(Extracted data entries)
======

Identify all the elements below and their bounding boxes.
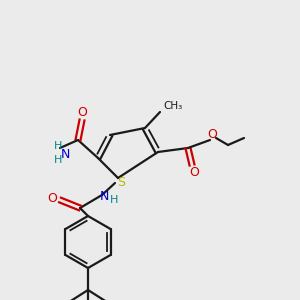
Text: O: O [207, 128, 217, 142]
Text: O: O [189, 166, 199, 178]
Text: H: H [54, 141, 62, 151]
Text: H: H [54, 155, 62, 165]
Text: S: S [117, 176, 125, 190]
Text: O: O [77, 106, 87, 118]
Text: N: N [99, 190, 109, 203]
Text: N: N [60, 148, 70, 160]
Text: CH₃: CH₃ [163, 101, 182, 111]
Text: O: O [47, 191, 57, 205]
Text: H: H [110, 195, 118, 205]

======

### WHAT IS NEEDED
Please write out all the lines above again, replacing "bounding boxes" with "box coordinates" and keeping everything else unchanged. Leave out the pictures.

### RESPONSE
Identify all the elements below and their box coordinates.
Text: O: O [207, 128, 217, 142]
Text: O: O [189, 166, 199, 178]
Text: H: H [54, 141, 62, 151]
Text: H: H [54, 155, 62, 165]
Text: S: S [117, 176, 125, 190]
Text: O: O [77, 106, 87, 118]
Text: N: N [99, 190, 109, 203]
Text: N: N [60, 148, 70, 160]
Text: CH₃: CH₃ [163, 101, 182, 111]
Text: O: O [47, 191, 57, 205]
Text: H: H [110, 195, 118, 205]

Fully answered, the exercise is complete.